Copy each line where the word "name" occurs.

* Start ENTRIES PROVIDED *

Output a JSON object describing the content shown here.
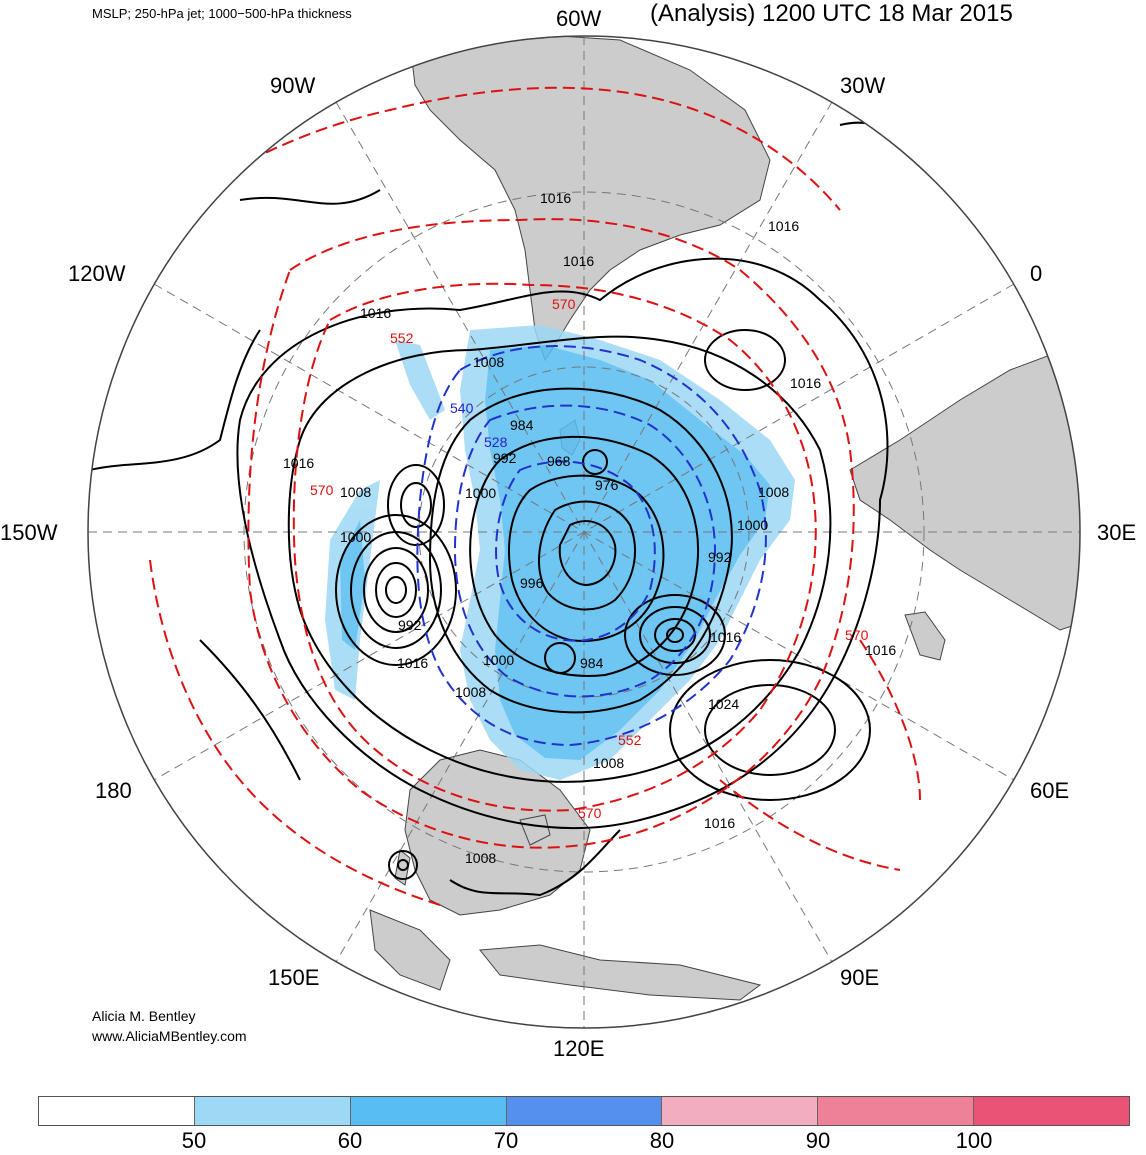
{
  "header": {
    "fields": "MSLP; 250-hPa jet; 1000−500-hPa thickness",
    "title": "(Analysis) 1200 UTC 18 Mar 2015"
  },
  "credit": {
    "name": "Alicia M. Bentley",
    "url": "www.AliciaMBentley.com"
  },
  "longitude_labels": [
    "60W",
    "30W",
    "0",
    "30E",
    "60E",
    "90E",
    "120E",
    "150E",
    "180",
    "150W",
    "120W",
    "90W"
  ],
  "pressure_labels": [
    "1016",
    "1016",
    "1016",
    "1016",
    "1016",
    "1016",
    "1008",
    "984",
    "992",
    "968",
    "976",
    "1000",
    "1008",
    "1000",
    "992",
    "992",
    "1016",
    "1000",
    "1008",
    "984",
    "1024",
    "1008",
    "1016",
    "1008",
    "1016",
    "1016",
    "1000",
    "996",
    "1008"
  ],
  "thickness_labels_red": [
    "570",
    "552",
    "570",
    "570",
    "552",
    "570"
  ],
  "thickness_labels_blue": [
    "540",
    "528"
  ],
  "colorbar": {
    "ticks": [
      "50",
      "60",
      "70",
      "80",
      "90",
      "100"
    ],
    "colors": [
      "#ffffff",
      "#9dd8f5",
      "#57bdf2",
      "#5590ee",
      "#f2adc0",
      "#ee8098",
      "#ea5276"
    ]
  },
  "styles": {
    "land": "#cccccc",
    "ocean": "#ffffff",
    "mslp_color": "#000000",
    "thickness_color": "#dd1111",
    "cold_thickness_color": "#2233cc",
    "grid_color": "#777777"
  }
}
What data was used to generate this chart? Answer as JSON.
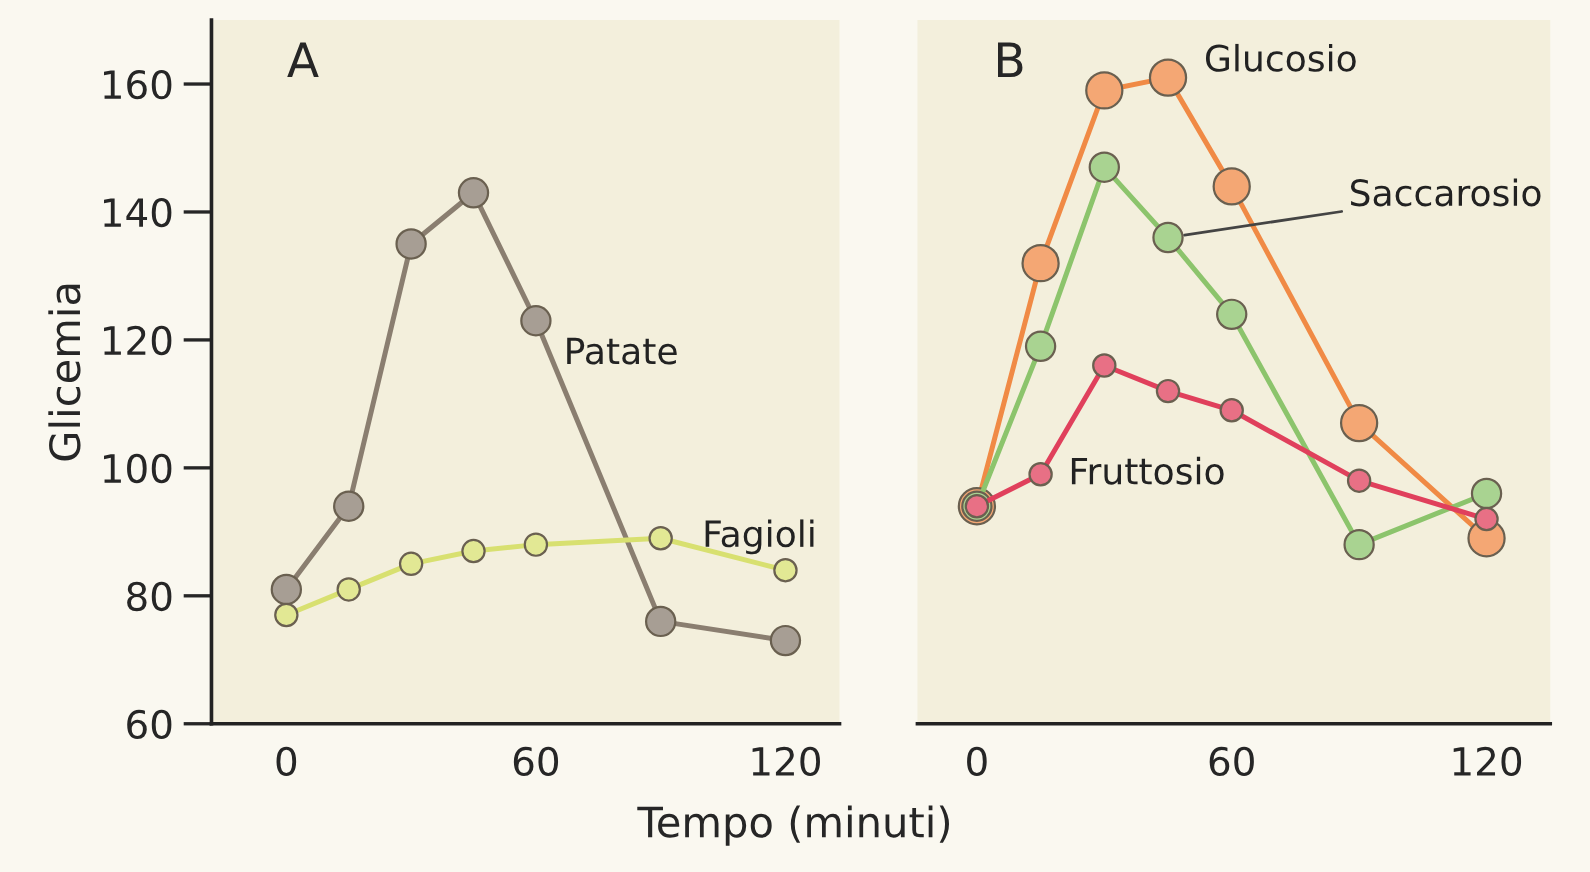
{
  "chart_data": [
    {
      "type": "line",
      "title": "A",
      "xlabel": "Tempo (minuti)",
      "ylabel": "Glicemia",
      "x": [
        0,
        15,
        30,
        45,
        60,
        90,
        120
      ],
      "xlim": [
        -18,
        133
      ],
      "xticks": [
        0,
        60,
        120
      ],
      "ylim": [
        60,
        170
      ],
      "yticks": [
        60,
        80,
        100,
        120,
        140,
        160
      ],
      "grid": false,
      "legend": false,
      "marker": "circle",
      "line_style": "solid",
      "series": [
        {
          "name": "Patate",
          "color": "#8a7e70",
          "values": [
            81,
            94,
            135,
            143,
            123,
            76,
            73
          ]
        },
        {
          "name": "Fagioli",
          "color": "#d8e070",
          "values": [
            77,
            81,
            85,
            87,
            88,
            89,
            84
          ]
        }
      ]
    },
    {
      "type": "line",
      "title": "B",
      "x": [
        0,
        15,
        30,
        45,
        60,
        90,
        120
      ],
      "xlim": [
        -14,
        135
      ],
      "xticks": [
        0,
        60,
        120
      ],
      "ylim": [
        60,
        170
      ],
      "tick_labels": "x",
      "grid": false,
      "legend": false,
      "marker": "circle",
      "line_style": "solid",
      "series": [
        {
          "name": "Glucosio",
          "color": "#f08a45",
          "values": [
            94,
            132,
            159,
            161,
            144,
            107,
            89
          ]
        },
        {
          "name": "Saccarosio",
          "color": "#8cc46c",
          "values": [
            94,
            119,
            147,
            136,
            124,
            88,
            96
          ]
        },
        {
          "name": "Fruttosio",
          "color": "#e0405c",
          "values": [
            94,
            99,
            116,
            112,
            109,
            98,
            92
          ]
        }
      ]
    }
  ]
}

* End ENTRIES PROVIDED *

*RESULT OF THIS EXERCISE*.
    "name": "Alicia M. Bentley",
          "name": "Patate",
          "name": "Fagioli",
          "name": "Glucosio",
          "name": "Saccarosio",
          "name": "Fruttosio",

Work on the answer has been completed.